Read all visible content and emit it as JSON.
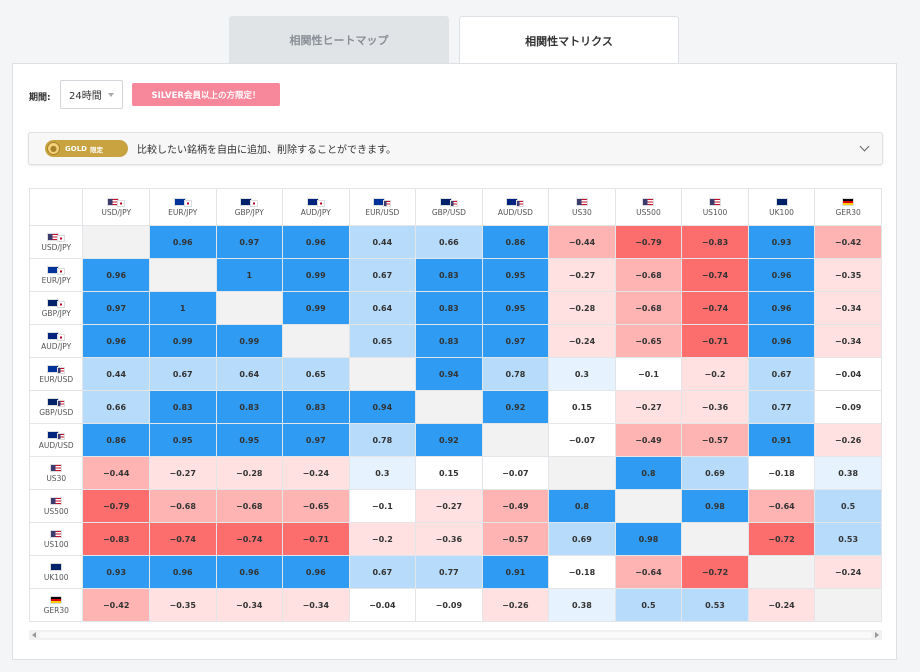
{
  "tabs": [
    {
      "label": "相関性ヒートマップ",
      "active": false
    },
    {
      "label": "相関性マトリクス",
      "active": true
    }
  ],
  "filter": {
    "period_label": "期間:",
    "period_value": "24時間",
    "silver_badge": "SILVER会員以上の方限定！"
  },
  "gold_notice": {
    "badge": "GOLD",
    "badge_suffix": "限定",
    "text": "比較したい銘柄を自由に追加、削除することができます。",
    "icon": "chevron-down-icon"
  },
  "colors": {
    "strong_positive": "#2f9bf3",
    "mid_positive": "#b7dbfa",
    "weak_positive": "#e6f2fd",
    "neutral": "#ffffff",
    "weak_negative": "#ffe1e1",
    "mid_negative": "#ffb4b4",
    "strong_negative": "#fc6d6d",
    "diagonal": "#f2f2f2"
  },
  "symbols": [
    {
      "code": "USD/JPY",
      "flag": "us-jp"
    },
    {
      "code": "EUR/JPY",
      "flag": "eu-jp"
    },
    {
      "code": "GBP/JPY",
      "flag": "gb-jp"
    },
    {
      "code": "AUD/JPY",
      "flag": "au-jp"
    },
    {
      "code": "EUR/USD",
      "flag": "eu-us"
    },
    {
      "code": "GBP/USD",
      "flag": "gb-us"
    },
    {
      "code": "AUD/USD",
      "flag": "au-us"
    },
    {
      "code": "US30",
      "flag": "us"
    },
    {
      "code": "US500",
      "flag": "us"
    },
    {
      "code": "US100",
      "flag": "us"
    },
    {
      "code": "UK100",
      "flag": "gb"
    },
    {
      "code": "GER30",
      "flag": "de"
    }
  ],
  "matrix": [
    [
      null,
      "0.96",
      "0.97",
      "0.96",
      "0.44",
      "0.66",
      "0.86",
      "-0.44",
      "-0.79",
      "-0.83",
      "0.93",
      "-0.42"
    ],
    [
      "0.96",
      null,
      "1",
      "0.99",
      "0.67",
      "0.83",
      "0.95",
      "-0.27",
      "-0.68",
      "-0.74",
      "0.96",
      "-0.35"
    ],
    [
      "0.97",
      "1",
      null,
      "0.99",
      "0.64",
      "0.83",
      "0.95",
      "-0.28",
      "-0.68",
      "-0.74",
      "0.96",
      "-0.34"
    ],
    [
      "0.96",
      "0.99",
      "0.99",
      null,
      "0.65",
      "0.83",
      "0.97",
      "-0.24",
      "-0.65",
      "-0.71",
      "0.96",
      "-0.34"
    ],
    [
      "0.44",
      "0.67",
      "0.64",
      "0.65",
      null,
      "0.94",
      "0.78",
      "0.3",
      "-0.1",
      "-0.2",
      "0.67",
      "-0.04"
    ],
    [
      "0.66",
      "0.83",
      "0.83",
      "0.83",
      "0.94",
      null,
      "0.92",
      "0.15",
      "-0.27",
      "-0.36",
      "0.77",
      "-0.09"
    ],
    [
      "0.86",
      "0.95",
      "0.95",
      "0.97",
      "0.78",
      "0.92",
      null,
      "-0.07",
      "-0.49",
      "-0.57",
      "0.91",
      "-0.26"
    ],
    [
      "-0.44",
      "-0.27",
      "-0.28",
      "-0.24",
      "0.3",
      "0.15",
      "-0.07",
      null,
      "0.8",
      "0.69",
      "-0.18",
      "0.38"
    ],
    [
      "-0.79",
      "-0.68",
      "-0.68",
      "-0.65",
      "-0.1",
      "-0.27",
      "-0.49",
      "0.8",
      null,
      "0.98",
      "-0.64",
      "0.5"
    ],
    [
      "-0.83",
      "-0.74",
      "-0.74",
      "-0.71",
      "-0.2",
      "-0.36",
      "-0.57",
      "0.69",
      "0.98",
      null,
      "-0.72",
      "0.53"
    ],
    [
      "0.93",
      "0.96",
      "0.96",
      "0.96",
      "0.67",
      "0.77",
      "0.91",
      "-0.18",
      "-0.64",
      "-0.72",
      null,
      "-0.24"
    ],
    [
      "-0.42",
      "-0.35",
      "-0.34",
      "-0.34",
      "-0.04",
      "-0.09",
      "-0.26",
      "0.38",
      "0.5",
      "0.53",
      "-0.24",
      null
    ]
  ]
}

════════════════════

**EXERCISE INSTRUCTIONS:** Copy out all lines above that include the string "code".

**RESPONSE TO THIS EXERCISE:**
      "code": "USD/JPY",
      "code": "EUR/JPY",
      "code": "GBP/JPY",
      "code": "AUD/JPY",
      "code": "EUR/USD",
      "code": "GBP/USD",
      "code": "AUD/USD",
      "code": "US30",
      "code": "US500",
      "code": "US100",
      "code": "UK100",
      "code": "GER30",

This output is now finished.